*What the task requires:*
Search the material for the word "screenshot" and report each line where it turns up.

*Provided information:*
------------------------------------------------------------

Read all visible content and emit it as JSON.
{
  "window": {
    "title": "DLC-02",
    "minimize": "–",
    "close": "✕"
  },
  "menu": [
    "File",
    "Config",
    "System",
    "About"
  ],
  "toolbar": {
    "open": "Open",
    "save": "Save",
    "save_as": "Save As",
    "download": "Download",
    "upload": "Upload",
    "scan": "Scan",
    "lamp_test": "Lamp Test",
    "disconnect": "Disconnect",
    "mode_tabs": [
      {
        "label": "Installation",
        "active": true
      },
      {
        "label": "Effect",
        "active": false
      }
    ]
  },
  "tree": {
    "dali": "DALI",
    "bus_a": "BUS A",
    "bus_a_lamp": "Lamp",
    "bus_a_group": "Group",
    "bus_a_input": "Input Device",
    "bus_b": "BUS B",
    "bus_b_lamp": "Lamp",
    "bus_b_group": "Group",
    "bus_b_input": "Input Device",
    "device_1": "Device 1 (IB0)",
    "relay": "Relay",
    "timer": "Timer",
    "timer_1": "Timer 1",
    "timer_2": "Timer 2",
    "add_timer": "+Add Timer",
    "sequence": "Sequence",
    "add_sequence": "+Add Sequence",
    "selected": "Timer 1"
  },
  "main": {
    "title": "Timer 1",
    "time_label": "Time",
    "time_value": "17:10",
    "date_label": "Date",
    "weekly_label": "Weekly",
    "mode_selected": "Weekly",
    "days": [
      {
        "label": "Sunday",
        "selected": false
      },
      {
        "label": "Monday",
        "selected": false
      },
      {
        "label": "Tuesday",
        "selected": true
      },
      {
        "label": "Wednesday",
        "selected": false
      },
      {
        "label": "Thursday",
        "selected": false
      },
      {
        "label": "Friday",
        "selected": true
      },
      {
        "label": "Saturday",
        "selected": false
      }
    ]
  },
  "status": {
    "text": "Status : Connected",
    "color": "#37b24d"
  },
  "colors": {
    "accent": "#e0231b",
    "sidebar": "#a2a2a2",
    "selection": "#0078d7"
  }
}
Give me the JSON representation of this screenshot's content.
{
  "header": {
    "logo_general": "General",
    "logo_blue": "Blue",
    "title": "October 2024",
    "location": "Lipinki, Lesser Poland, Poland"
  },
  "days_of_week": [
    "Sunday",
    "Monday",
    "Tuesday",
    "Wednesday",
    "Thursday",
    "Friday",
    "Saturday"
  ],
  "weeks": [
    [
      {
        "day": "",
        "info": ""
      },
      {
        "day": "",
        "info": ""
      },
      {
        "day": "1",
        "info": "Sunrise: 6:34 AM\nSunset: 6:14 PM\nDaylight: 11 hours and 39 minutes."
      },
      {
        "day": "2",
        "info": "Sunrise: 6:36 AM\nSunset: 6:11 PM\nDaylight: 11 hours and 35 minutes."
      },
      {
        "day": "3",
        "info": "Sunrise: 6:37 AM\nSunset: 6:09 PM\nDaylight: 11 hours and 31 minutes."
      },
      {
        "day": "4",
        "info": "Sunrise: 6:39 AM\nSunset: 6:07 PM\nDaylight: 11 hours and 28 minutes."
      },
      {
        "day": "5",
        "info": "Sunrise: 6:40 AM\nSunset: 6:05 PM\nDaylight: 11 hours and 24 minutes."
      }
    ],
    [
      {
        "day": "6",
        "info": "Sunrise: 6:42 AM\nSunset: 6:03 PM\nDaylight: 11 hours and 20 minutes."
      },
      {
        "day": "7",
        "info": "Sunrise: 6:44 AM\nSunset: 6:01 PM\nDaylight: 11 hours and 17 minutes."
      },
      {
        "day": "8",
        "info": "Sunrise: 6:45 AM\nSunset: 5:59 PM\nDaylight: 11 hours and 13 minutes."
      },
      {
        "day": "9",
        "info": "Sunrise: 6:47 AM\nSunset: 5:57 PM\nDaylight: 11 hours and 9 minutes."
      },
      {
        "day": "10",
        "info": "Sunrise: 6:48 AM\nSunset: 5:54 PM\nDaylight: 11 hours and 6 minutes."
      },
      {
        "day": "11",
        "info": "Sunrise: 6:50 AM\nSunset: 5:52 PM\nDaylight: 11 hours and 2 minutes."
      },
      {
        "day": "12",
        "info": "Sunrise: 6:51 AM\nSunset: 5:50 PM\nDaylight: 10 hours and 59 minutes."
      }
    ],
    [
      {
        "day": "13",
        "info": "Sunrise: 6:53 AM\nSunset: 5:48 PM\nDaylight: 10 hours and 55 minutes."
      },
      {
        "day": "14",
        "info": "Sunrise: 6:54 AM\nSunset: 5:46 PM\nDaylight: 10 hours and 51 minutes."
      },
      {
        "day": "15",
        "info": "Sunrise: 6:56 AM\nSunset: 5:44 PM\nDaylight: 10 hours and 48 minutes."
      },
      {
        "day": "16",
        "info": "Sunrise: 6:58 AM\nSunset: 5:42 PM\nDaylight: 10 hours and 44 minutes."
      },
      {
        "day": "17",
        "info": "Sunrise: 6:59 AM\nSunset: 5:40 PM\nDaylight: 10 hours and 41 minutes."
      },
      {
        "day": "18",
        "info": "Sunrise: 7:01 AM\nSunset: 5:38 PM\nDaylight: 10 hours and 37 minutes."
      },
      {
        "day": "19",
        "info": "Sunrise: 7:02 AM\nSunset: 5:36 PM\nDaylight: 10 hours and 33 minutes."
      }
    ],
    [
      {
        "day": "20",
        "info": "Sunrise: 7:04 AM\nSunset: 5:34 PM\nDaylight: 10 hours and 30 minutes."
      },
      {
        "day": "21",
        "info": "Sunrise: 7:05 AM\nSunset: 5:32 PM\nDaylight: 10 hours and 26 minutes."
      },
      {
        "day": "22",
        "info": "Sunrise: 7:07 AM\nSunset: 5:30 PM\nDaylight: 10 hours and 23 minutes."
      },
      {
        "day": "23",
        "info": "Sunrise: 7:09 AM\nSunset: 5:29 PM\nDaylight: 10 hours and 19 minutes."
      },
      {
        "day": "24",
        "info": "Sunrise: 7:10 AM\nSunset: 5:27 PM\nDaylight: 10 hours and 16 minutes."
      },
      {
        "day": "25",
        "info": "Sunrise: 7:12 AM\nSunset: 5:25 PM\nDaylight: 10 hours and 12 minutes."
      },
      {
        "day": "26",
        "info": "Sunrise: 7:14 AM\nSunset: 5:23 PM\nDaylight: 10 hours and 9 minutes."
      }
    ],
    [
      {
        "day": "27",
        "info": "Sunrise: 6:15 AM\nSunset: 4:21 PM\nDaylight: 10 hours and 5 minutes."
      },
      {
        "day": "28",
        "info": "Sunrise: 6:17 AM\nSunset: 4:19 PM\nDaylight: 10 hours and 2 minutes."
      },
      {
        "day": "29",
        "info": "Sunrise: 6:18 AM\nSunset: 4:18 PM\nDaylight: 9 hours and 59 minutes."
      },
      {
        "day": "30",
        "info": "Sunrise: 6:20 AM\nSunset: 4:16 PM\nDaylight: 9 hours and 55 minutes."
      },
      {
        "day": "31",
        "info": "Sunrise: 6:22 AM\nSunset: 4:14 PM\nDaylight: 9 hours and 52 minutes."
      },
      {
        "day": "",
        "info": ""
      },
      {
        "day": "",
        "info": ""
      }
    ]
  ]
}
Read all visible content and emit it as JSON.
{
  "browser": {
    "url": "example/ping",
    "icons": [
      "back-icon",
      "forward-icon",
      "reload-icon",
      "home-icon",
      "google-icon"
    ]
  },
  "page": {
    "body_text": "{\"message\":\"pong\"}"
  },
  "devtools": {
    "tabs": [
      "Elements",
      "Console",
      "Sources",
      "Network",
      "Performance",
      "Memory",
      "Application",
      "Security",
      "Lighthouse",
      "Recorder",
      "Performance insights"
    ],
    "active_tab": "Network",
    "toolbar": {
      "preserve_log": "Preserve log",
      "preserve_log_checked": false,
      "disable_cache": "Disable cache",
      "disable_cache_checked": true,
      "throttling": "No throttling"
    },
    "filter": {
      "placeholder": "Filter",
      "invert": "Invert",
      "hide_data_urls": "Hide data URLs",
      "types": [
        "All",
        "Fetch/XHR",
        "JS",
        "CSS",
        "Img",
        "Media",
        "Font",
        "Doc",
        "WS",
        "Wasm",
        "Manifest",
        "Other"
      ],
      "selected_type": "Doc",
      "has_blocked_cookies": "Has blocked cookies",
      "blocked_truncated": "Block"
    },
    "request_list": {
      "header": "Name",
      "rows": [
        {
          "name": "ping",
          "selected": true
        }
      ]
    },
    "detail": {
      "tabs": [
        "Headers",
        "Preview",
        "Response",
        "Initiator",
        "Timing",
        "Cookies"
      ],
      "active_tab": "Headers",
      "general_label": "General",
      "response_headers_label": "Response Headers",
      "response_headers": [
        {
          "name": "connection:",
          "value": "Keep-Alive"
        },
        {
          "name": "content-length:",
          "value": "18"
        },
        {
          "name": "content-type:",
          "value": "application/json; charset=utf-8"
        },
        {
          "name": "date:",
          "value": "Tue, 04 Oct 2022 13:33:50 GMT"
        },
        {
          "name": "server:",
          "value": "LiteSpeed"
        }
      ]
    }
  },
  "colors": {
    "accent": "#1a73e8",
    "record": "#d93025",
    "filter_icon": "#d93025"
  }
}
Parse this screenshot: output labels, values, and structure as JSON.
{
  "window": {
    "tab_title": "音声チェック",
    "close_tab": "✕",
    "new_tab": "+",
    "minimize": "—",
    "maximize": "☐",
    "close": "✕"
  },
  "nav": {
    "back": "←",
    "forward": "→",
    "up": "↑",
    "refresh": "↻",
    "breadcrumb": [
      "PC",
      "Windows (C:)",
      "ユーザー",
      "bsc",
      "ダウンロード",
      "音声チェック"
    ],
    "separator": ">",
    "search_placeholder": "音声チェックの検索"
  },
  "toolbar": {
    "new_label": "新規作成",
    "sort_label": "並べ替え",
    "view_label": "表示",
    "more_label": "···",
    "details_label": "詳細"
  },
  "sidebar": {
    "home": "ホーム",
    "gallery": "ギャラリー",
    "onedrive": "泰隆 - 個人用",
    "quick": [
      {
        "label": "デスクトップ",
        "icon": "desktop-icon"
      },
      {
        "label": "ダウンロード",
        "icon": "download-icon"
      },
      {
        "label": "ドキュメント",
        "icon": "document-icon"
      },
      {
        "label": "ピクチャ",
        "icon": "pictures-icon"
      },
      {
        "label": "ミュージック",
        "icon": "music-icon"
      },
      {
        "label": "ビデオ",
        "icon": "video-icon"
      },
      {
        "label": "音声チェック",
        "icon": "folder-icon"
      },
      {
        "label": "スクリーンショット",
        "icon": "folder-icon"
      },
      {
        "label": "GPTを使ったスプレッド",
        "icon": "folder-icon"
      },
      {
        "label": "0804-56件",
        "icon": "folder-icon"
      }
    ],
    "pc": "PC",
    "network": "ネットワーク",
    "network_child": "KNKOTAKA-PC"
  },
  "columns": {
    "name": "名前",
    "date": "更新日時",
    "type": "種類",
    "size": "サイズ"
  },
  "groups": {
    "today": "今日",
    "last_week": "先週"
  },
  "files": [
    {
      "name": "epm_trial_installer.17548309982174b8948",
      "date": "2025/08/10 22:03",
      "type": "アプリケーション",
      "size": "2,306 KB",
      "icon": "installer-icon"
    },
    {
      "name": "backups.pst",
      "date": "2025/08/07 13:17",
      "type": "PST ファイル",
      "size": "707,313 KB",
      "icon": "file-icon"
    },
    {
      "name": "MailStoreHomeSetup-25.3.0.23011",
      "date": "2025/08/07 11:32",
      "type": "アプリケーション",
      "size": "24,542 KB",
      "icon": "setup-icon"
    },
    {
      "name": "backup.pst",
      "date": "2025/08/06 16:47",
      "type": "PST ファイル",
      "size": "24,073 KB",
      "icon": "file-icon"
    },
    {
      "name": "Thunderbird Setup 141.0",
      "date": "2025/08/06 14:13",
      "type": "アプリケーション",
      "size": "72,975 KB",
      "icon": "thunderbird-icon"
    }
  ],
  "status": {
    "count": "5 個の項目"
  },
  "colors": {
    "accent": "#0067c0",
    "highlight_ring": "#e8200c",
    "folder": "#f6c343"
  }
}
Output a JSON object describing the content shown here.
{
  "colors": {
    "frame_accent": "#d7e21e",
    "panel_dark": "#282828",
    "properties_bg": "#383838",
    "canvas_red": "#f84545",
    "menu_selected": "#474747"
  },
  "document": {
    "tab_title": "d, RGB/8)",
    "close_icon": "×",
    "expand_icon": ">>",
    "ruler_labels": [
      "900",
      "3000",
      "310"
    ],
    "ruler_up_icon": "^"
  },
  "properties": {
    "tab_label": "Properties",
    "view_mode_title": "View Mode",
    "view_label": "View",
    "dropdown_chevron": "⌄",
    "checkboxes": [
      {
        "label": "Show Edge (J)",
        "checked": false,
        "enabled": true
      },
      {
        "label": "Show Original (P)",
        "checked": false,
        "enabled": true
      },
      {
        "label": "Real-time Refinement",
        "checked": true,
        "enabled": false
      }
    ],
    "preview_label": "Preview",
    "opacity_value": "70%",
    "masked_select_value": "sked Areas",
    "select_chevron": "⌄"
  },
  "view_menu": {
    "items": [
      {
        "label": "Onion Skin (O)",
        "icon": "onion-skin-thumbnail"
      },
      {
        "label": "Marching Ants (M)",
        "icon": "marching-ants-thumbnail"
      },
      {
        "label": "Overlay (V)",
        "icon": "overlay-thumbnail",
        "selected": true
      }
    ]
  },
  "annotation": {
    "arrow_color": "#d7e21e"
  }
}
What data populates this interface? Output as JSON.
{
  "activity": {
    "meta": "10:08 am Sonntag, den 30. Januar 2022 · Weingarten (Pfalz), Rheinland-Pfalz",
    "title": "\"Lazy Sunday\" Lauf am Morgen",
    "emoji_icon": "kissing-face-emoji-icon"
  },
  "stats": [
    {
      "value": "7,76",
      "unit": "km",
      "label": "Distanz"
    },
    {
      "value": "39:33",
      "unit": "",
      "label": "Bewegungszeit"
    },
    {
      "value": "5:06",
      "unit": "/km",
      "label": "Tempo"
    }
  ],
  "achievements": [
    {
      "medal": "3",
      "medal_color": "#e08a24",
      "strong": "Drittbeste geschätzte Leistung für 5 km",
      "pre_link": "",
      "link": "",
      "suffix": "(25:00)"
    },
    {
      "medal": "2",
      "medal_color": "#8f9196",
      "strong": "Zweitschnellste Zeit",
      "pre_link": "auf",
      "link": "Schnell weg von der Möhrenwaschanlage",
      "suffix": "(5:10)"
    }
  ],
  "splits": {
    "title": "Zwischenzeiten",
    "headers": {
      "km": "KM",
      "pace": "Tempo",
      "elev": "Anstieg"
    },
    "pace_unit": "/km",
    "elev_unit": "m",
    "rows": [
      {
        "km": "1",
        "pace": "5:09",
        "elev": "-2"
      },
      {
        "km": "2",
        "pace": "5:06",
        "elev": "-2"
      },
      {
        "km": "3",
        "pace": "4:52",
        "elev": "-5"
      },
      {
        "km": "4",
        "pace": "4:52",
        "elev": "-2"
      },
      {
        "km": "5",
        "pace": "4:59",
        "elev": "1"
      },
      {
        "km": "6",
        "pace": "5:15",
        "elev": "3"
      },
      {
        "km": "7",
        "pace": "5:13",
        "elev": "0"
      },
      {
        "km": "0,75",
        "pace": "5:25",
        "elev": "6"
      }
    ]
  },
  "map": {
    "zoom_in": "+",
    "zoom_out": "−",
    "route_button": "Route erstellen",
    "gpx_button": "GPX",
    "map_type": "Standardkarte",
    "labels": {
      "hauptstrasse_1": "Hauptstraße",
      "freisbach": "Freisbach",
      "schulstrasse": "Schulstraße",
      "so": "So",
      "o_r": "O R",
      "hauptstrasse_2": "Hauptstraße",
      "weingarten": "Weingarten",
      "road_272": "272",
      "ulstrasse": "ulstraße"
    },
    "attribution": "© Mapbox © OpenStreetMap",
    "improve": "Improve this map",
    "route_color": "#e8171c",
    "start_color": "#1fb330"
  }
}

------------------------------------------------------------

*Exercise solution:*
Give me the JSON representation of this screenshot's content.
Parse this screenshot: output labels, values, and structure as JSON.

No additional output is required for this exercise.